Figure contents as structured data:

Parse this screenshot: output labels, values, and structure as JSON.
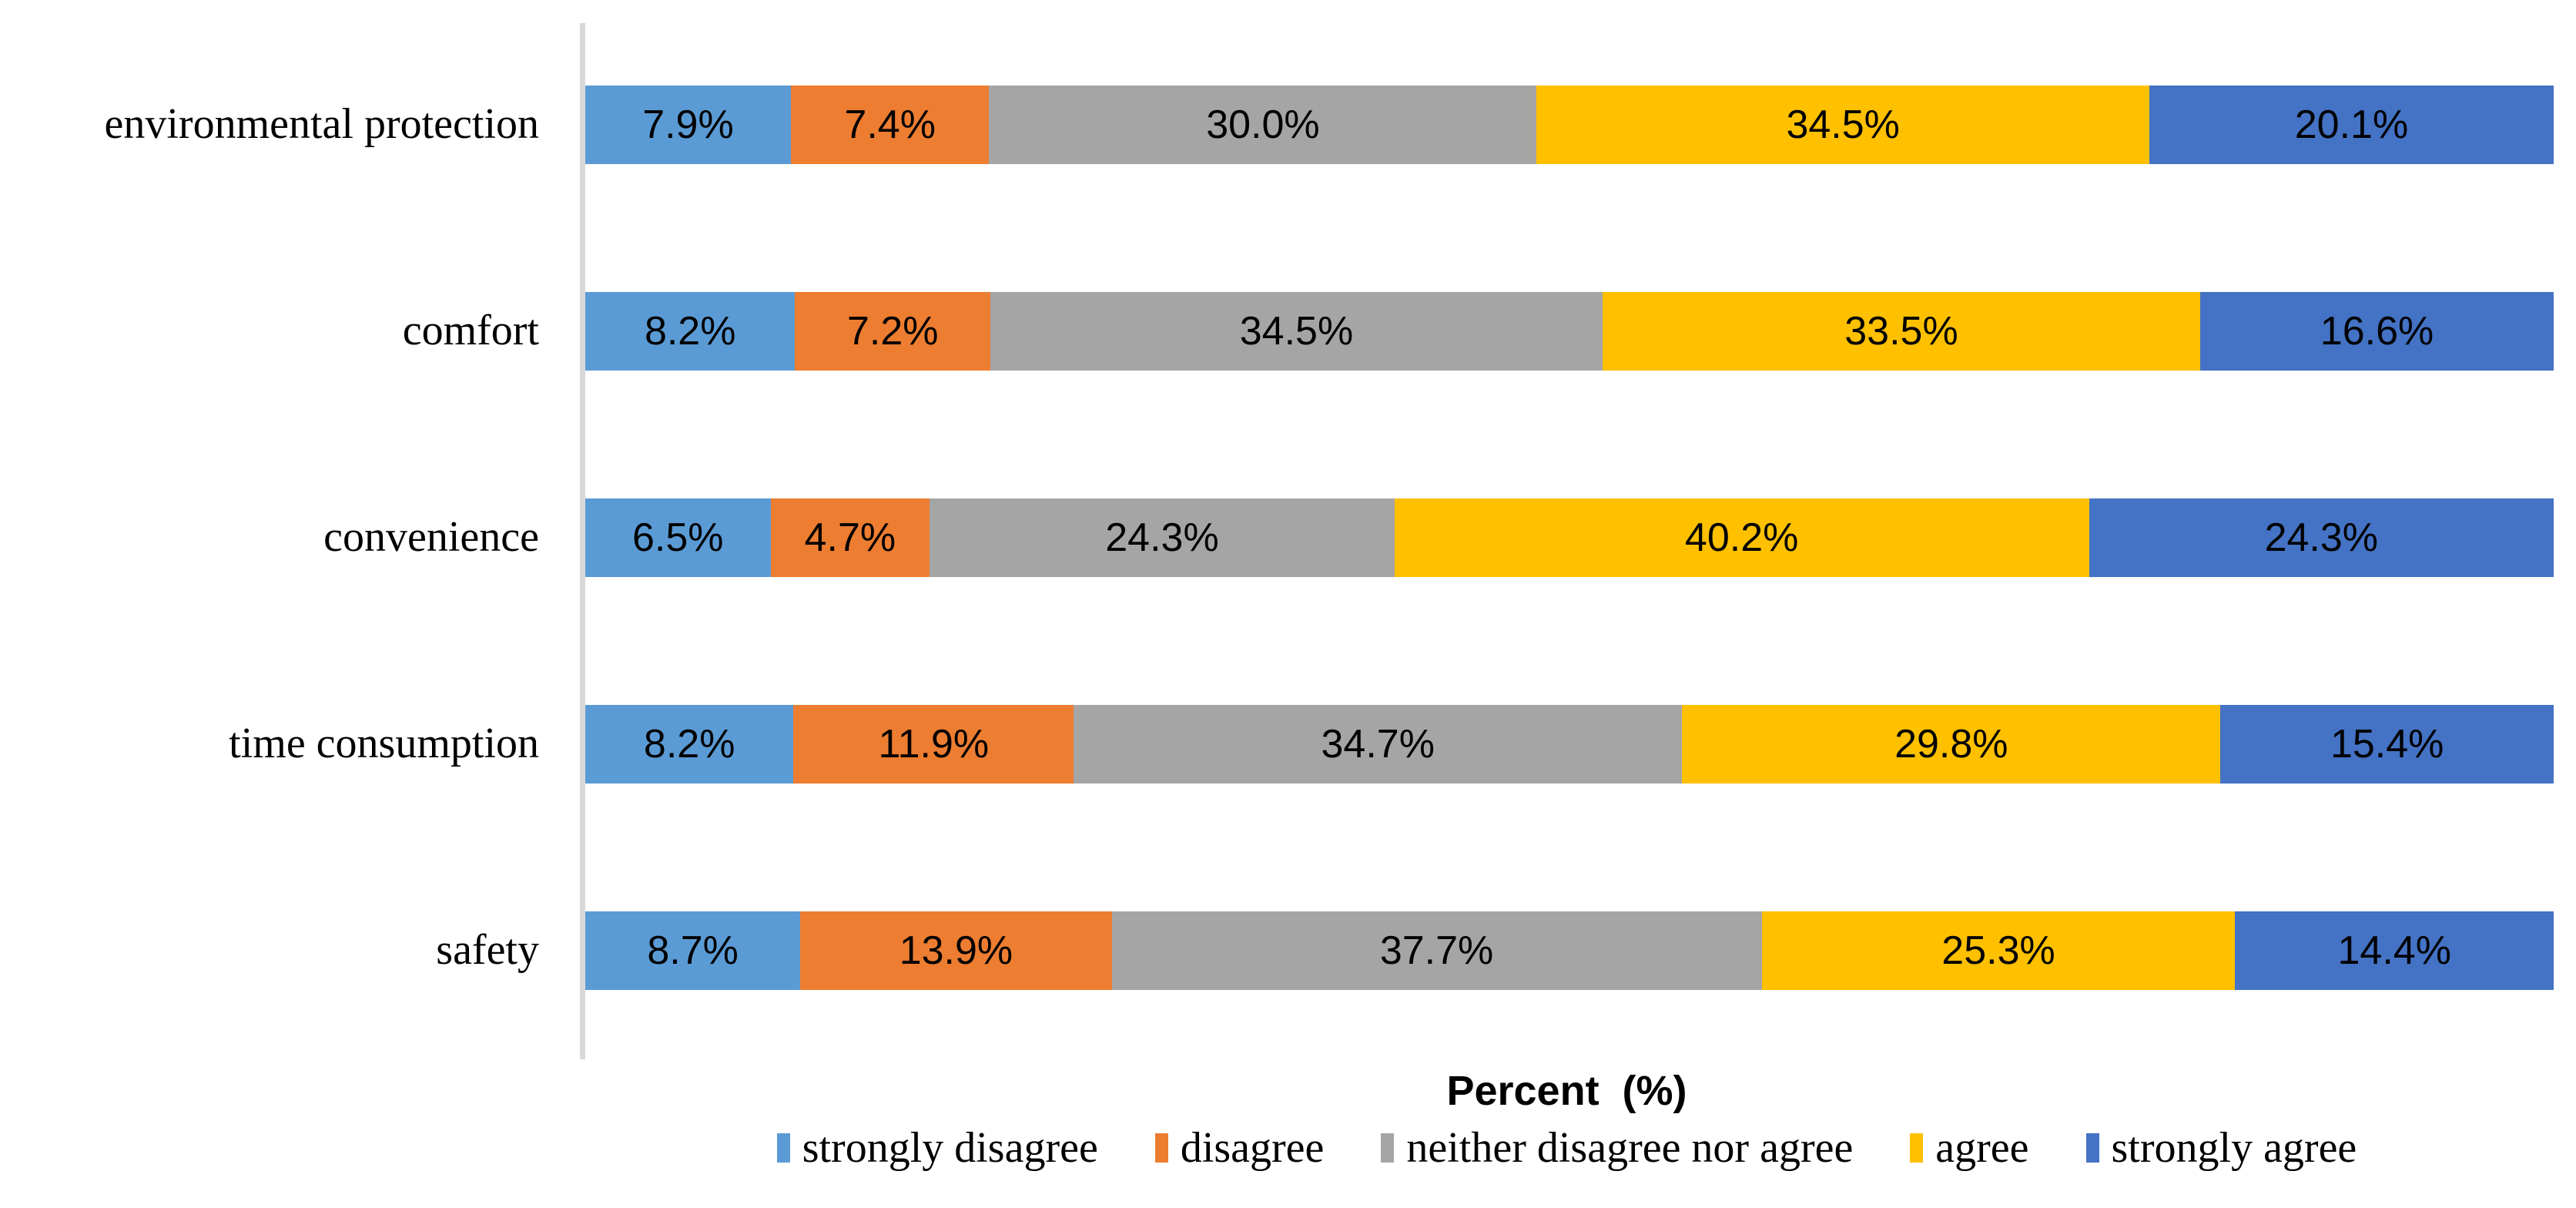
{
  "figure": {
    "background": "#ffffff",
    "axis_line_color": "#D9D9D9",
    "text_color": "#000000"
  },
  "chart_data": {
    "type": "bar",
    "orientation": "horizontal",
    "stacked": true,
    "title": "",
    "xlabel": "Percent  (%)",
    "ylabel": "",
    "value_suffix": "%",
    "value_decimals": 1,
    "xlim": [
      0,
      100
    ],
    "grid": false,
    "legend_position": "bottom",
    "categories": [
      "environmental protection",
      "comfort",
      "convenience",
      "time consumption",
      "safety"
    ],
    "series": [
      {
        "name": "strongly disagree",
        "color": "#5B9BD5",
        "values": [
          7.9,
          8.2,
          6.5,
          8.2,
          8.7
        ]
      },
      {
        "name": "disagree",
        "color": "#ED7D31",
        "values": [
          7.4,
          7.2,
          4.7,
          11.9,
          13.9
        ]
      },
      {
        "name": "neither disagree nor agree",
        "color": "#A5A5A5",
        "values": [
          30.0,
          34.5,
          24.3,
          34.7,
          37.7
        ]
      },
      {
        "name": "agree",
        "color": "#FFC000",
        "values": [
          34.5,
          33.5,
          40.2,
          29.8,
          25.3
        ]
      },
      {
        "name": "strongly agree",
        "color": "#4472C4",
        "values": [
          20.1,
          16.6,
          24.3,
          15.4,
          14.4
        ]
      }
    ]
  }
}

[Problem to solve]:
Take the records above and transcribe them exactly, dropping every picture.

[Solution below]:
Parse this screenshot: output labels, values, and structure as JSON.
{
  "figure": {
    "background": "#ffffff",
    "axis_line_color": "#D9D9D9",
    "text_color": "#000000"
  },
  "chart_data": {
    "type": "bar",
    "orientation": "horizontal",
    "stacked": true,
    "title": "",
    "xlabel": "Percent  (%)",
    "ylabel": "",
    "value_suffix": "%",
    "value_decimals": 1,
    "xlim": [
      0,
      100
    ],
    "grid": false,
    "legend_position": "bottom",
    "categories": [
      "environmental protection",
      "comfort",
      "convenience",
      "time consumption",
      "safety"
    ],
    "series": [
      {
        "name": "strongly disagree",
        "color": "#5B9BD5",
        "values": [
          7.9,
          8.2,
          6.5,
          8.2,
          8.7
        ]
      },
      {
        "name": "disagree",
        "color": "#ED7D31",
        "values": [
          7.4,
          7.2,
          4.7,
          11.9,
          13.9
        ]
      },
      {
        "name": "neither disagree nor agree",
        "color": "#A5A5A5",
        "values": [
          30.0,
          34.5,
          24.3,
          34.7,
          37.7
        ]
      },
      {
        "name": "agree",
        "color": "#FFC000",
        "values": [
          34.5,
          33.5,
          40.2,
          29.8,
          25.3
        ]
      },
      {
        "name": "strongly agree",
        "color": "#4472C4",
        "values": [
          20.1,
          16.6,
          24.3,
          15.4,
          14.4
        ]
      }
    ]
  }
}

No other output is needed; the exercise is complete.